Reproduce each line exactly.

--- Start of DATA EXTRACT ---

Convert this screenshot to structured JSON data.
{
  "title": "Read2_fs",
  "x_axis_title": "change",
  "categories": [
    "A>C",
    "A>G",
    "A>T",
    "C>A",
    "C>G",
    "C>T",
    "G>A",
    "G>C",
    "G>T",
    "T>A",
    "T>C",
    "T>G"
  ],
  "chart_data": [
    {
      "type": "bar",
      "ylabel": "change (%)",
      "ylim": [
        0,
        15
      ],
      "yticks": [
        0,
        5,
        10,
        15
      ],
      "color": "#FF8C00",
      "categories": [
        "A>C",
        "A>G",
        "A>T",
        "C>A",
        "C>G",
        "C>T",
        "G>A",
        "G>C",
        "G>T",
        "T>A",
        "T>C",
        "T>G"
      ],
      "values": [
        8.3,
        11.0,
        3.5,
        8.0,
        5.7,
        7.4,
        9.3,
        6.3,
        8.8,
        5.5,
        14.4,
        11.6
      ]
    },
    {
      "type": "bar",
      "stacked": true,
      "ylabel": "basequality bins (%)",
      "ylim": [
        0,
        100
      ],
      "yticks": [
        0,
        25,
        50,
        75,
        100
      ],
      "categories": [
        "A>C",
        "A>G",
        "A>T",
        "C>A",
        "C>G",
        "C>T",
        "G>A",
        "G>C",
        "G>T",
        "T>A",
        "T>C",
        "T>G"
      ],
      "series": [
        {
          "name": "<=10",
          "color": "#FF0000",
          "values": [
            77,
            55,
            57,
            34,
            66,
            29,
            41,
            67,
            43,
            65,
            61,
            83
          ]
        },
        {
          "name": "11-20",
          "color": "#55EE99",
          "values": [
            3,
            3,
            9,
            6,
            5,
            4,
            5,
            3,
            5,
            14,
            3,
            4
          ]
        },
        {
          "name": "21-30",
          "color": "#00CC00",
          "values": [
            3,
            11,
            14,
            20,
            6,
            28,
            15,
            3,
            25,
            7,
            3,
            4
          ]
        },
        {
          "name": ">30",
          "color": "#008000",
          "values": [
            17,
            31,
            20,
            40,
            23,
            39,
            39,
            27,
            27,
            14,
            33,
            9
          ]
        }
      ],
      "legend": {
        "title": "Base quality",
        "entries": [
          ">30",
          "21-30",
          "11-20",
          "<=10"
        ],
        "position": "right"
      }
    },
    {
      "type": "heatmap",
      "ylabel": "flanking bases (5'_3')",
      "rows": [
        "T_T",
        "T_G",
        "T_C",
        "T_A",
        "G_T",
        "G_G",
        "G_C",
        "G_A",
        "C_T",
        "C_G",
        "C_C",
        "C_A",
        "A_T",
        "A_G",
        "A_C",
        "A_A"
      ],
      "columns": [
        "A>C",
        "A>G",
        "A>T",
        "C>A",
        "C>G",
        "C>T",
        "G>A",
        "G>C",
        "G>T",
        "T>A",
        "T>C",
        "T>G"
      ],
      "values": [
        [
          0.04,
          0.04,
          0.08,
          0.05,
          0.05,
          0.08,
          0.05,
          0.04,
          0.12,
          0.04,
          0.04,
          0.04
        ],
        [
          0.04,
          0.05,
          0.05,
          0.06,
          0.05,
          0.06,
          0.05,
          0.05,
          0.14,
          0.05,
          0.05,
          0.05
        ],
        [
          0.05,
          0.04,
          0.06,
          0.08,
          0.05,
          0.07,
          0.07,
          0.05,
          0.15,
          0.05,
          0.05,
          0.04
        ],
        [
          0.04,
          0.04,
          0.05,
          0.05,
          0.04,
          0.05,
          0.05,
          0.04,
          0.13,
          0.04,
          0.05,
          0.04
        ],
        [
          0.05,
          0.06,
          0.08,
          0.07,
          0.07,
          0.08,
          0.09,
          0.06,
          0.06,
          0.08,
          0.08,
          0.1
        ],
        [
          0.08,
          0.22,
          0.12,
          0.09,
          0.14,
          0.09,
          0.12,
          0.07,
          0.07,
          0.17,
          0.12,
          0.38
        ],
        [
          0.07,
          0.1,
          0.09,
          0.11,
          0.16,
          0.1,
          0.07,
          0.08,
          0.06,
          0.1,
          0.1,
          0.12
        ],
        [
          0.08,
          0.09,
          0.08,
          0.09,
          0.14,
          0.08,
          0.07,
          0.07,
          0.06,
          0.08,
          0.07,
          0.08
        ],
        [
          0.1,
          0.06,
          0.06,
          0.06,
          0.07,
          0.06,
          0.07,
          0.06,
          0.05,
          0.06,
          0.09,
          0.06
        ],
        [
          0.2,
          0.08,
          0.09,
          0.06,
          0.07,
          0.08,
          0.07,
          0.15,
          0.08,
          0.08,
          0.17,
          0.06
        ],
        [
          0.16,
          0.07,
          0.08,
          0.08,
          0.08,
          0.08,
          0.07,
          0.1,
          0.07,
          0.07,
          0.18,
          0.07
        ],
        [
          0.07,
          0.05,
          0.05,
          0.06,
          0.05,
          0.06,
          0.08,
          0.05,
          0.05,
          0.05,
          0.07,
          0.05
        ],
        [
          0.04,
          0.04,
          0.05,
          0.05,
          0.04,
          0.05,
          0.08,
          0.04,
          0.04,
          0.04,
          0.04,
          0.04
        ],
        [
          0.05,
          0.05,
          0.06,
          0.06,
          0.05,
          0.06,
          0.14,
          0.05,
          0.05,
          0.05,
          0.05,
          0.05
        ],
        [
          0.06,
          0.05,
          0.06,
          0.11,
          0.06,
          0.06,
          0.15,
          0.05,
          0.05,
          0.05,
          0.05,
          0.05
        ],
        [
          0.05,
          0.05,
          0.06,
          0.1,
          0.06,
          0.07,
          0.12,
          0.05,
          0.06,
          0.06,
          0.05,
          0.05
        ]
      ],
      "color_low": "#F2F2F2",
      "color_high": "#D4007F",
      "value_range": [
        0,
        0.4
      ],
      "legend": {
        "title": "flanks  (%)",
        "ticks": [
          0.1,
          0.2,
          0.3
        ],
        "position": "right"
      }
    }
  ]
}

--- End of DATA EXTRACT ---

■ **RESPONSE FOR THIS EXERCISE**
Convert this screenshot to structured JSON data.
{
  "title": "Read2_fs",
  "x_axis_title": "change",
  "categories": [
    "A>C",
    "A>G",
    "A>T",
    "C>A",
    "C>G",
    "C>T",
    "G>A",
    "G>C",
    "G>T",
    "T>A",
    "T>C",
    "T>G"
  ],
  "chart_data": [
    {
      "type": "bar",
      "ylabel": "change (%)",
      "ylim": [
        0,
        15
      ],
      "yticks": [
        0,
        5,
        10,
        15
      ],
      "color": "#FF8C00",
      "categories": [
        "A>C",
        "A>G",
        "A>T",
        "C>A",
        "C>G",
        "C>T",
        "G>A",
        "G>C",
        "G>T",
        "T>A",
        "T>C",
        "T>G"
      ],
      "values": [
        8.3,
        11.0,
        3.5,
        8.0,
        5.7,
        7.4,
        9.3,
        6.3,
        8.8,
        5.5,
        14.4,
        11.6
      ]
    },
    {
      "type": "bar",
      "stacked": true,
      "ylabel": "basequality bins (%)",
      "ylim": [
        0,
        100
      ],
      "yticks": [
        0,
        25,
        50,
        75,
        100
      ],
      "categories": [
        "A>C",
        "A>G",
        "A>T",
        "C>A",
        "C>G",
        "C>T",
        "G>A",
        "G>C",
        "G>T",
        "T>A",
        "T>C",
        "T>G"
      ],
      "series": [
        {
          "name": "<=10",
          "color": "#FF0000",
          "values": [
            77,
            55,
            57,
            34,
            66,
            29,
            41,
            67,
            43,
            65,
            61,
            83
          ]
        },
        {
          "name": "11-20",
          "color": "#55EE99",
          "values": [
            3,
            3,
            9,
            6,
            5,
            4,
            5,
            3,
            5,
            14,
            3,
            4
          ]
        },
        {
          "name": "21-30",
          "color": "#00CC00",
          "values": [
            3,
            11,
            14,
            20,
            6,
            28,
            15,
            3,
            25,
            7,
            3,
            4
          ]
        },
        {
          "name": ">30",
          "color": "#008000",
          "values": [
            17,
            31,
            20,
            40,
            23,
            39,
            39,
            27,
            27,
            14,
            33,
            9
          ]
        }
      ],
      "legend": {
        "title": "Base quality",
        "entries": [
          ">30",
          "21-30",
          "11-20",
          "<=10"
        ],
        "position": "right"
      }
    },
    {
      "type": "heatmap",
      "ylabel": "flanking bases (5'_3')",
      "rows": [
        "T_T",
        "T_G",
        "T_C",
        "T_A",
        "G_T",
        "G_G",
        "G_C",
        "G_A",
        "C_T",
        "C_G",
        "C_C",
        "C_A",
        "A_T",
        "A_G",
        "A_C",
        "A_A"
      ],
      "columns": [
        "A>C",
        "A>G",
        "A>T",
        "C>A",
        "C>G",
        "C>T",
        "G>A",
        "G>C",
        "G>T",
        "T>A",
        "T>C",
        "T>G"
      ],
      "values": [
        [
          0.04,
          0.04,
          0.08,
          0.05,
          0.05,
          0.08,
          0.05,
          0.04,
          0.12,
          0.04,
          0.04,
          0.04
        ],
        [
          0.04,
          0.05,
          0.05,
          0.06,
          0.05,
          0.06,
          0.05,
          0.05,
          0.14,
          0.05,
          0.05,
          0.05
        ],
        [
          0.05,
          0.04,
          0.06,
          0.08,
          0.05,
          0.07,
          0.07,
          0.05,
          0.15,
          0.05,
          0.05,
          0.04
        ],
        [
          0.04,
          0.04,
          0.05,
          0.05,
          0.04,
          0.05,
          0.05,
          0.04,
          0.13,
          0.04,
          0.05,
          0.04
        ],
        [
          0.05,
          0.06,
          0.08,
          0.07,
          0.07,
          0.08,
          0.09,
          0.06,
          0.06,
          0.08,
          0.08,
          0.1
        ],
        [
          0.08,
          0.22,
          0.12,
          0.09,
          0.14,
          0.09,
          0.12,
          0.07,
          0.07,
          0.17,
          0.12,
          0.38
        ],
        [
          0.07,
          0.1,
          0.09,
          0.11,
          0.16,
          0.1,
          0.07,
          0.08,
          0.06,
          0.1,
          0.1,
          0.12
        ],
        [
          0.08,
          0.09,
          0.08,
          0.09,
          0.14,
          0.08,
          0.07,
          0.07,
          0.06,
          0.08,
          0.07,
          0.08
        ],
        [
          0.1,
          0.06,
          0.06,
          0.06,
          0.07,
          0.06,
          0.07,
          0.06,
          0.05,
          0.06,
          0.09,
          0.06
        ],
        [
          0.2,
          0.08,
          0.09,
          0.06,
          0.07,
          0.08,
          0.07,
          0.15,
          0.08,
          0.08,
          0.17,
          0.06
        ],
        [
          0.16,
          0.07,
          0.08,
          0.08,
          0.08,
          0.08,
          0.07,
          0.1,
          0.07,
          0.07,
          0.18,
          0.07
        ],
        [
          0.07,
          0.05,
          0.05,
          0.06,
          0.05,
          0.06,
          0.08,
          0.05,
          0.05,
          0.05,
          0.07,
          0.05
        ],
        [
          0.04,
          0.04,
          0.05,
          0.05,
          0.04,
          0.05,
          0.08,
          0.04,
          0.04,
          0.04,
          0.04,
          0.04
        ],
        [
          0.05,
          0.05,
          0.06,
          0.06,
          0.05,
          0.06,
          0.14,
          0.05,
          0.05,
          0.05,
          0.05,
          0.05
        ],
        [
          0.06,
          0.05,
          0.06,
          0.11,
          0.06,
          0.06,
          0.15,
          0.05,
          0.05,
          0.05,
          0.05,
          0.05
        ],
        [
          0.05,
          0.05,
          0.06,
          0.1,
          0.06,
          0.07,
          0.12,
          0.05,
          0.06,
          0.06,
          0.05,
          0.05
        ]
      ],
      "color_low": "#F2F2F2",
      "color_high": "#D4007F",
      "value_range": [
        0,
        0.4
      ],
      "legend": {
        "title": "flanks  (%)",
        "ticks": [
          0.1,
          0.2,
          0.3
        ],
        "position": "right"
      }
    }
  ]
}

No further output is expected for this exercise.